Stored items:
○ ○ ○ ○

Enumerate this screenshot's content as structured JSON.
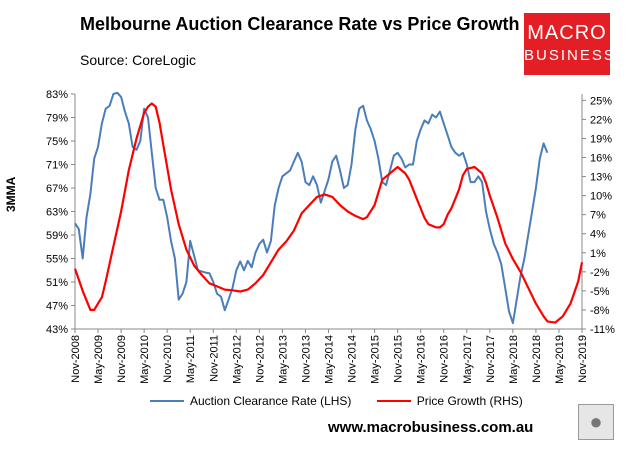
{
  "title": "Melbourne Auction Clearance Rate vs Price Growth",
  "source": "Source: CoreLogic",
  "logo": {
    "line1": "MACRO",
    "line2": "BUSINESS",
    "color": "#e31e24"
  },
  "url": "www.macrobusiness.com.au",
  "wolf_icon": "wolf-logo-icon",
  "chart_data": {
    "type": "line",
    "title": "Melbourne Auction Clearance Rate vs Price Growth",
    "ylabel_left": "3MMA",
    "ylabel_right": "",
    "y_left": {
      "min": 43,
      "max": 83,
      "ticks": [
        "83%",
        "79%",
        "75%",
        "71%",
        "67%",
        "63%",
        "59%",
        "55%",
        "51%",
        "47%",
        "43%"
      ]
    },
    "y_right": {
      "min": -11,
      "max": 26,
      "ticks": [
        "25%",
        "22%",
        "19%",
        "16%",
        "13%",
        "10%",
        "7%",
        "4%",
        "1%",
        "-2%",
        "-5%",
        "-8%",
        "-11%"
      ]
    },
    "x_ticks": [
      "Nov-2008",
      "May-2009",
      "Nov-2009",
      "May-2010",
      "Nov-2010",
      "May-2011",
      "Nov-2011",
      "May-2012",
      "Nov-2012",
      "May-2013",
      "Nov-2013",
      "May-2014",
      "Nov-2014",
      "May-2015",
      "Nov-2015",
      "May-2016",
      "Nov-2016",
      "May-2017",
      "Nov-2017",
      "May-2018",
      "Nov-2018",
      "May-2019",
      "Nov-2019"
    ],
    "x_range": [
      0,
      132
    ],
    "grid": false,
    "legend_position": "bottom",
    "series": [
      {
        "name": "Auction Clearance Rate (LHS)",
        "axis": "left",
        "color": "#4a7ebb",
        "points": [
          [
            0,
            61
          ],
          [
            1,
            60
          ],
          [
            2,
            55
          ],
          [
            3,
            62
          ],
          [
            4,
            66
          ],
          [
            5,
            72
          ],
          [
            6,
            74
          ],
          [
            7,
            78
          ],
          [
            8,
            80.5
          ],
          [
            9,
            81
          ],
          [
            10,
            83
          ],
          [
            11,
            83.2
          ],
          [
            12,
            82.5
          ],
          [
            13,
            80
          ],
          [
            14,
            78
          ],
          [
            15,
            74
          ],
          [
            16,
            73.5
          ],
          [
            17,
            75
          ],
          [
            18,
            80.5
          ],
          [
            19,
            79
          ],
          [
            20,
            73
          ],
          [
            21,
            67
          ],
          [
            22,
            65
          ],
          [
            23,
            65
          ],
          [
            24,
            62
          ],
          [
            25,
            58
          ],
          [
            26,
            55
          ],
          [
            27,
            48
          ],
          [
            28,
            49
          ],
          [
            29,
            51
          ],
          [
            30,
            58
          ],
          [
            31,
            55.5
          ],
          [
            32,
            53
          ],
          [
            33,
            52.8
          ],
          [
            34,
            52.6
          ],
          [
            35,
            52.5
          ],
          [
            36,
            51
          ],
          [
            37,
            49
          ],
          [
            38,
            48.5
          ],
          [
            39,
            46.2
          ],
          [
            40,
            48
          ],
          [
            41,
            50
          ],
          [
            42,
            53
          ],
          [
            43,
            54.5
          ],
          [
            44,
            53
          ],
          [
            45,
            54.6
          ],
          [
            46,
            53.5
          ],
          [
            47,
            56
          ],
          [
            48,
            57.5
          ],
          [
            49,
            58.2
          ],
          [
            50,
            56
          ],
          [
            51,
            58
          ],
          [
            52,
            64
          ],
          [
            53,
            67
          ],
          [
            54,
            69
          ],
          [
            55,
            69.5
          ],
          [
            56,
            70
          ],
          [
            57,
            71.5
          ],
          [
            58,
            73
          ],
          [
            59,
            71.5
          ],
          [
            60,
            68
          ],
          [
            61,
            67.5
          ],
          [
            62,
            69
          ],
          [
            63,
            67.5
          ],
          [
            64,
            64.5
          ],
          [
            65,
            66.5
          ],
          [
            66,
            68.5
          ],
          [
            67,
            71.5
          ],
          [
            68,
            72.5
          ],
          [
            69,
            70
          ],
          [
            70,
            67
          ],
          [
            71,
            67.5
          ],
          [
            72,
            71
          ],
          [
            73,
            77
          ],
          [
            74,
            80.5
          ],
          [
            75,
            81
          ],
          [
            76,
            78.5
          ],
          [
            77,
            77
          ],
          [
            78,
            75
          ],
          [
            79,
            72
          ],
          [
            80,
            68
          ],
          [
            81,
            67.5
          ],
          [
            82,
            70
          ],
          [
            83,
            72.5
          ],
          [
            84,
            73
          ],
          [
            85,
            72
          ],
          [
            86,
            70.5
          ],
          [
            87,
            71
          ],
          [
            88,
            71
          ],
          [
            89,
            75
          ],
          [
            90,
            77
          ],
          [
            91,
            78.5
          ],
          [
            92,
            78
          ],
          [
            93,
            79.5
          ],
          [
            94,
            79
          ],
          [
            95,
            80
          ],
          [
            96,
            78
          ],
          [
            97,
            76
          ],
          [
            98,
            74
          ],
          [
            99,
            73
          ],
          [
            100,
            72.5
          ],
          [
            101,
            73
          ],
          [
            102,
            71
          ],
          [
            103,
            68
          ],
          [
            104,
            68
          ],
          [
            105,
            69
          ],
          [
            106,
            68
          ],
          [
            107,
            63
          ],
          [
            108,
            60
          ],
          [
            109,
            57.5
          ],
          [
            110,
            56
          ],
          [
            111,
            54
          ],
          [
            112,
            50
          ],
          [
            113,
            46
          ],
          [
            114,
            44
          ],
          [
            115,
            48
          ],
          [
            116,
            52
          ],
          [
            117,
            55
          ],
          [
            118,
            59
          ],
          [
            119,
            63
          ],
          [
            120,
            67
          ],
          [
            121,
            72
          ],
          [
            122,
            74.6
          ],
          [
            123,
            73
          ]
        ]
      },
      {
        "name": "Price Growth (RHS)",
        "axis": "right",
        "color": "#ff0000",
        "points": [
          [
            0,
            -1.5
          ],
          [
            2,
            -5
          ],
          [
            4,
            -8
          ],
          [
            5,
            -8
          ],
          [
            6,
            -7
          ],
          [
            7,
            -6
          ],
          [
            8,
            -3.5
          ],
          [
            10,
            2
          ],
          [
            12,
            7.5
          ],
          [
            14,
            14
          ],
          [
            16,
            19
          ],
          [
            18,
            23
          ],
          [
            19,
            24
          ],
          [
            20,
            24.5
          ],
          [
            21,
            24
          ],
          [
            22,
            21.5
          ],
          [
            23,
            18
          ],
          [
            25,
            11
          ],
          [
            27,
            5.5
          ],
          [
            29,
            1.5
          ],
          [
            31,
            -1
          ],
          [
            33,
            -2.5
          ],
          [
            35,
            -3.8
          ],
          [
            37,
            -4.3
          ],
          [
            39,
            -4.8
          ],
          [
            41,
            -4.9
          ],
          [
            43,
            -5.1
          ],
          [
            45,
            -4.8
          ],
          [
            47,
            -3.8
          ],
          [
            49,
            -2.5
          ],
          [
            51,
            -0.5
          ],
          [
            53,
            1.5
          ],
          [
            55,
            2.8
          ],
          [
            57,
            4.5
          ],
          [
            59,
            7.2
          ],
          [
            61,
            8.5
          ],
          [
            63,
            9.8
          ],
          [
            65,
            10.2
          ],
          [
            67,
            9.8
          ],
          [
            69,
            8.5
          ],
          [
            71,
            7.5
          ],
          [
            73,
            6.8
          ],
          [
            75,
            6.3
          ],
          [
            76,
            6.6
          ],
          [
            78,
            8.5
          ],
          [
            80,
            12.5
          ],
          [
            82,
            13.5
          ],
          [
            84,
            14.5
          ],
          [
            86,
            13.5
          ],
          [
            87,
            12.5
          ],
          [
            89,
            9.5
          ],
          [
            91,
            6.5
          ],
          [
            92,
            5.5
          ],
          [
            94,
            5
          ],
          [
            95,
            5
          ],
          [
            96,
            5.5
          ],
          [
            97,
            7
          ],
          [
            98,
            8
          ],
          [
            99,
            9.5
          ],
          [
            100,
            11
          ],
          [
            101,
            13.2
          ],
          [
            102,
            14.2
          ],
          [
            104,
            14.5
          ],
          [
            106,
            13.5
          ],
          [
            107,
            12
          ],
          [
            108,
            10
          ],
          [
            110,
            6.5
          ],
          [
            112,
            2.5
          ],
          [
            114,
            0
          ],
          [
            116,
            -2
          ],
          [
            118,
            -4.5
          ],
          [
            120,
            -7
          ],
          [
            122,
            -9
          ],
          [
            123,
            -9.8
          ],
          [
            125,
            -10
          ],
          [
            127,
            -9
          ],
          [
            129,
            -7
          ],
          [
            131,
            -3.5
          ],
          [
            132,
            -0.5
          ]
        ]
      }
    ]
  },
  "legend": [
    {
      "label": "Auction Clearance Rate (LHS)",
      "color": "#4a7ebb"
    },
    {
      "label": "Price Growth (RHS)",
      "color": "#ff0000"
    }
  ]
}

○ ○ ○ ○

● TASK DESCRIPTION
Gather all lines of the records that include the word "Clearance".

● REPLY
  "title": "Melbourne Auction Clearance Rate vs Price Growth",
    "title": "Melbourne Auction Clearance Rate vs Price Growth",
        "name": "Auction Clearance Rate (LHS)",
      "label": "Auction Clearance Rate (LHS)",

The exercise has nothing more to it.